[BEGIN ENTRIES SUPPLIED]

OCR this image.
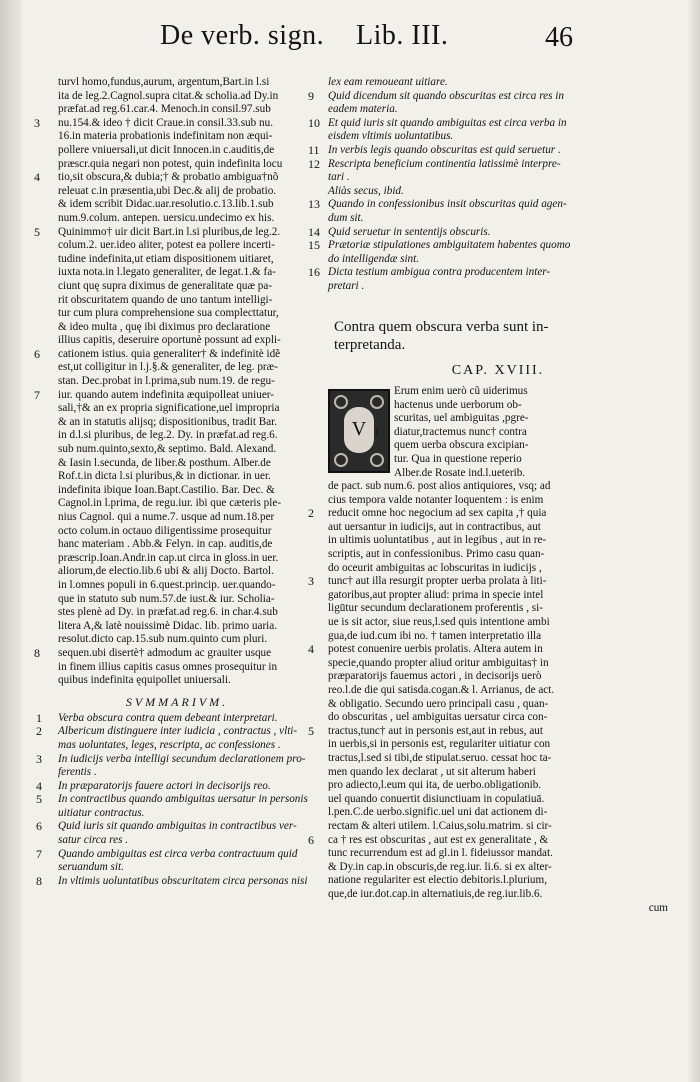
De verb. sign. Lib. III.	46
turvl homo,fundus,aurum, argentum,Bart.in l.si
ita de leg.2.Cagnol.supra citat.& scholia.ad Dy.in
præfat.ad reg.61.car.4. Menoch.in consil.97.sub
3 nu.154.& ideo † dicit Craue.in consil.33.sub nu.
16.in materia probationis indefinitam non æqui-
pollere vniuersali,ut dicit Innocen.in c.auditis,de
præscr.quia negari non potest, quin indefinita locu
4 tio,sit obscura,& dubia;† & probatio ambigua†nõ
releuat c.in præsentia,ubi Dec.& alij de probatio.
& idem scribit Didac.uar.resolutio.c.13.lib.1.sub
num.9.colum. antepen. uersicu.undecimo ex his.
5 Quinimmo† uir dicit Bart.in l.si pluribus,de leg.2.
colum.2. uer.ideo aliter, potest ea pollere incerti-
tudine indefinita,ut etiam dispositionem uitiaret,
iuxta nota.in l.legato generaliter, de legat.1.& fa-
ciunt quę supra diximus de generalitate quæ pa-
rit obscuritatem quando de uno tantum intelligi-
tur cum plura comprehensione sua complecttatur,
& ideo multa , quę ibi diximus pro declaratione
illius capitis, deseruire oportunè possunt ad expli-
6 cationem istius. quia generaliter† & indefinitè idẽ
est,ut colligitur in l.j.§.& generaliter, de leg. præ-
stan. Dec.probat in l.prima,sub num.19. de regu-
7 iur. quando autem indefinita æquipolleat uniuer-
sali,†& an ex propria significatione,uel impropria
& an in statutis alijsq; dispositionibus, tradit Bar.
in d.l.si pluribus, de leg.2. Dy. in præfat.ad reg.6.
sub num.quinto,sexto,& septimo. Bald. Alexand.
& Iasin l.secunda, de liber.& posthum. Alber.de
Rof.t.in dicta l.si pluribus,& in dictionar. in uer.
indefinita ibique Ioan.Bapt.Castilio. Bar. Dec. &
Cagnol.in l.prima, de regu.iur. ibi que cæteris ple-
nius Cagnol. qui a nume.7. usque ad num.18.per
octo colum.in octauo diligentissime prosequitur
hanc materiam . Abb.& Felyn. in cap. auditis,de
præscrip.Ioan.Andr.in cap.ut circa in gloss.in uer.
aliorum,de electio.lib.6 ubi & alij Docto. Bartol.
in l.omnes populi in 6.quest.princip. uer.quando-
que in statuto sub num.57.de iust.& iur. Scholia-
stes plenè ad Dy. in præfat.ad reg.6. in char.4.sub
litera A,& latè nouissimè Didac. lib. primo uaria.
resolut.dicto cap.15.sub num.quinto cum pluri.
8 sequen.ubi disertè† admodum ac grauiter usque
in finem illius capitis casus omnes prosequitur in
quibus indefinita ęquipollet uniuersali.
SVMMARIVM.
1 Verba obscura contra quem debeant interpretari.
2 Albericum distinguere inter iudicia , contractus , vlti-
mas uoluntates, leges, rescripta, ac confessiones .
3 In iudicijs verba intelligi secundum declarationem pro-
ferentis .
4 In præparatorijs fauere actori in decisorijs reo.
5 In contractibus quando ambiguitas uersatur in personis
uitiatur contractus.
6 Quid iuris sit quando ambiguitas in contractibus ver-
satur circa res .
7 Quando ambiguitas est circa verba contractuum quid
seruandum sit.
8 In vltimis uoluntatibus obscuritatem circa personas nisi
lex eam remoueant uitiare.
9 Quid dicendum sit quando obscuritas est circa res in
eadem materia.
10 Et quid iuris sit quando ambiguitas est circa verba in
eisdem vltimis uoluntatibus.
11 In verbis legis quando obscuritas est quid seruetur .
12 Rescripta beneficium continentia latissimè interpre-
tari .
Aliàs secus, ibid.
13 Quando in confessionibus insit obscuritas quid agen-
dum sit.
14 Quid seruetur in sententijs obscuris.
15 Prætoriæ stipulationes ambiguitatem habentes quomo
do intelligendæ sint.
16 Dicta testium ambigua contra producentem inter-
pretari .
Contra quem obscura verba sunt in-
terpretanda.
CAP. XVIII.
V
Erum enim uerò cũ uiderimus
hactenus unde uerborum ob-
scuritas, uel ambiguitas ,pgre-
1 diatur,tractemus nunc† contra
quem uerba obscura excipian-
tur. Qua in questione reperio
Alber.de Rosate ind.l.ueterib.
de pact. sub num.6. post alios antiquiores, vsq; ad
cius tempora valde notanter loquentem : is enim
2 reducit omne hoc negocium ad sex capita ,† quia
aut uersantur in iudicijs, aut in contractibus, aut
in ultimis uoluntatibus , aut in legibus , aut in re-
scriptis, aut in confessionibus. Primo casu quan-
do oceurit ambiguitas ac lobscuritas in iudicijs ,
3 tunc† aut illa resurgit propter uerba prolata à liti-
gatoribus,aut propter aliud: prima in specie intel
ligūtur secundum declarationem proferentis , si-
ue is sit actor, siue reus,l.sed quis intentione ambi
gua,de iud.cum ibi no. † tamen interpretatio illa
4 potest conuenire uerbis prolatis. Altera autem in
specie,quando propter aliud oritur ambiguitas† in
præparatorijs fauemus actori , in decisorijs uerò
reo.l.de die qui satisda.cogan.& l. Arrianus, de act.
& obligatio. Secundo uero principali casu , quan-
do obscuritas , uel ambiguitas uersatur circa con-
5 tractus,tunc† aut in personis est,aut in rebus, aut
in uerbis,si in personis est, regulariter uitiatur con
tractus,l.sed si tibi,de stipulat.seruo. cessat hoc ta-
men quando lex declarat , ut sit alterum haberi
pro adiecto,l.eum qui ita, de uerbo.obligationib.
uel quando conuertit disiunctiuam in copulatiuā.
l.pen.C.de uerbo.signific.uel uni dat actionem di-
rectam & alteri utilem. l.Caius,solu.matrim. si cir-
6 ca † res est obscuritas , aut est ex generalitate , &
tunc recurrendum est ad gl.in l. fideiussor mandat.
& Dy.in cap.in obscuris,de reg.iur. li.6. si ex alter-
natione regulariter est electio debitoris.l.plurium,
que,de iur.dot.cap.in alternatiuis,de reg.iur.lib.6.
cum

[END ENTRIES SUPPLIED]

Return each line from the material above exactly, but not the pictures.

▶ [WRITTEN ANSWER]
OCR this image.
De verb. sign. Lib. III.	46
turvl homo,fundus,aurum, argentum,Bart.in l.si
ita de leg.2.Cagnol.supra citat.& scholia.ad Dy.in
præfat.ad reg.61.car.4. Menoch.in consil.97.sub
3 nu.154.& ideo † dicit Craue.in consil.33.sub nu.
16.in materia probationis indefinitam non æqui-
pollere vniuersali,ut dicit Innocen.in c.auditis,de
præscr.quia negari non potest, quin indefinita locu
4 tio,sit obscura,& dubia;† & probatio ambigua†nõ
releuat c.in præsentia,ubi Dec.& alij de probatio.
& idem scribit Didac.uar.resolutio.c.13.lib.1.sub
num.9.colum. antepen. uersicu.undecimo ex his.
5 Quinimmo† uir dicit Bart.in l.si pluribus,de leg.2.
colum.2. uer.ideo aliter, potest ea pollere incerti-
tudine indefinita,ut etiam dispositionem uitiaret,
iuxta nota.in l.legato generaliter, de legat.1.& fa-
ciunt quę supra diximus de generalitate quæ pa-
rit obscuritatem quando de uno tantum intelligi-
tur cum plura comprehensione sua complecttatur,
& ideo multa , quę ibi diximus pro declaratione
illius capitis, deseruire oportunè possunt ad expli-
6 cationem istius. quia generaliter† & indefinitè idẽ
est,ut colligitur in l.j.§.& generaliter, de leg. præ-
stan. Dec.probat in l.prima,sub num.19. de regu-
7 iur. quando autem indefinita æquipolleat uniuer-
sali,†& an ex propria significatione,uel impropria
& an in statutis alijsq; dispositionibus, tradit Bar.
in d.l.si pluribus, de leg.2. Dy. in præfat.ad reg.6.
sub num.quinto,sexto,& septimo. Bald. Alexand.
& Iasin l.secunda, de liber.& posthum. Alber.de
Rof.t.in dicta l.si pluribus,& in dictionar. in uer.
indefinita ibique Ioan.Bapt.Castilio. Bar. Dec. &
Cagnol.in l.prima, de regu.iur. ibi que cæteris ple-
nius Cagnol. qui a nume.7. usque ad num.18.per
octo colum.in octauo diligentissime prosequitur
hanc materiam . Abb.& Felyn. in cap. auditis,de
præscrip.Ioan.Andr.in cap.ut circa in gloss.in uer.
aliorum,de electio.lib.6 ubi & alij Docto. Bartol.
in l.omnes populi in 6.quest.princip. uer.quando-
que in statuto sub num.57.de iust.& iur. Scholia-
stes plenè ad Dy. in præfat.ad reg.6. in char.4.sub
litera A,& latè nouissimè Didac. lib. primo uaria.
resolut.dicto cap.15.sub num.quinto cum pluri.
8 sequen.ubi disertè† admodum ac grauiter usque
in finem illius capitis casus omnes prosequitur in
quibus indefinita ęquipollet uniuersali.
SVMMARIVM.
1 Verba obscura contra quem debeant interpretari.
2 Albericum distinguere inter iudicia , contractus , vlti-
mas uoluntates, leges, rescripta, ac confessiones .
3 In iudicijs verba intelligi secundum declarationem pro-
ferentis .
4 In præparatorijs fauere actori in decisorijs reo.
5 In contractibus quando ambiguitas uersatur in personis
uitiatur contractus.
6 Quid iuris sit quando ambiguitas in contractibus ver-
satur circa res .
7 Quando ambiguitas est circa verba contractuum quid
seruandum sit.
8 In vltimis uoluntatibus obscuritatem circa personas nisi
lex eam remoueant uitiare.
9 Quid dicendum sit quando obscuritas est circa res in
eadem materia.
10 Et quid iuris sit quando ambiguitas est circa verba in
eisdem vltimis uoluntatibus.
11 In verbis legis quando obscuritas est quid seruetur .
12 Rescripta beneficium continentia latissimè interpre-
tari .
Aliàs secus, ibid.
13 Quando in confessionibus insit obscuritas quid agen-
dum sit.
14 Quid seruetur in sententijs obscuris.
15 Prætoriæ stipulationes ambiguitatem habentes quomo
do intelligendæ sint.
16 Dicta testium ambigua contra producentem inter-
pretari .
Contra quem obscura verba sunt in-
terpretanda.
CAP. XVIII.
V
Erum enim uerò cũ uiderimus
hactenus unde uerborum ob-
scuritas, uel ambiguitas ,pgre-
1 diatur,tractemus nunc† contra
quem uerba obscura excipian-
tur. Qua in questione reperio
Alber.de Rosate ind.l.ueterib.
de pact. sub num.6. post alios antiquiores, vsq; ad
cius tempora valde notanter loquentem : is enim
2 reducit omne hoc negocium ad sex capita ,† quia
aut uersantur in iudicijs, aut in contractibus, aut
in ultimis uoluntatibus , aut in legibus , aut in re-
scriptis, aut in confessionibus. Primo casu quan-
do oceurit ambiguitas ac lobscuritas in iudicijs ,
3 tunc† aut illa resurgit propter uerba prolata à liti-
gatoribus,aut propter aliud: prima in specie intel
ligūtur secundum declarationem proferentis , si-
ue is sit actor, siue reus,l.sed quis intentione ambi
gua,de iud.cum ibi no. † tamen interpretatio illa
4 potest conuenire uerbis prolatis. Altera autem in
specie,quando propter aliud oritur ambiguitas† in
præparatorijs fauemus actori , in decisorijs uerò
reo.l.de die qui satisda.cogan.& l. Arrianus, de act.
& obligatio. Secundo uero principali casu , quan-
do obscuritas , uel ambiguitas uersatur circa con-
5 tractus,tunc† aut in personis est,aut in rebus, aut
in uerbis,si in personis est, regulariter uitiatur con
tractus,l.sed si tibi,de stipulat.seruo. cessat hoc ta-
men quando lex declarat , ut sit alterum haberi
pro adiecto,l.eum qui ita, de uerbo.obligationib.
uel quando conuertit disiunctiuam in copulatiuā.
l.pen.C.de uerbo.signific.uel uni dat actionem di-
rectam & alteri utilem. l.Caius,solu.matrim. si cir-
6 ca † res est obscuritas , aut est ex generalitate , &
tunc recurrendum est ad gl.in l. fideiussor mandat.
& Dy.in cap.in obscuris,de reg.iur. li.6. si ex alter-
natione regulariter est electio debitoris.l.plurium,
que,de iur.dot.cap.in alternatiuis,de reg.iur.lib.6.
cum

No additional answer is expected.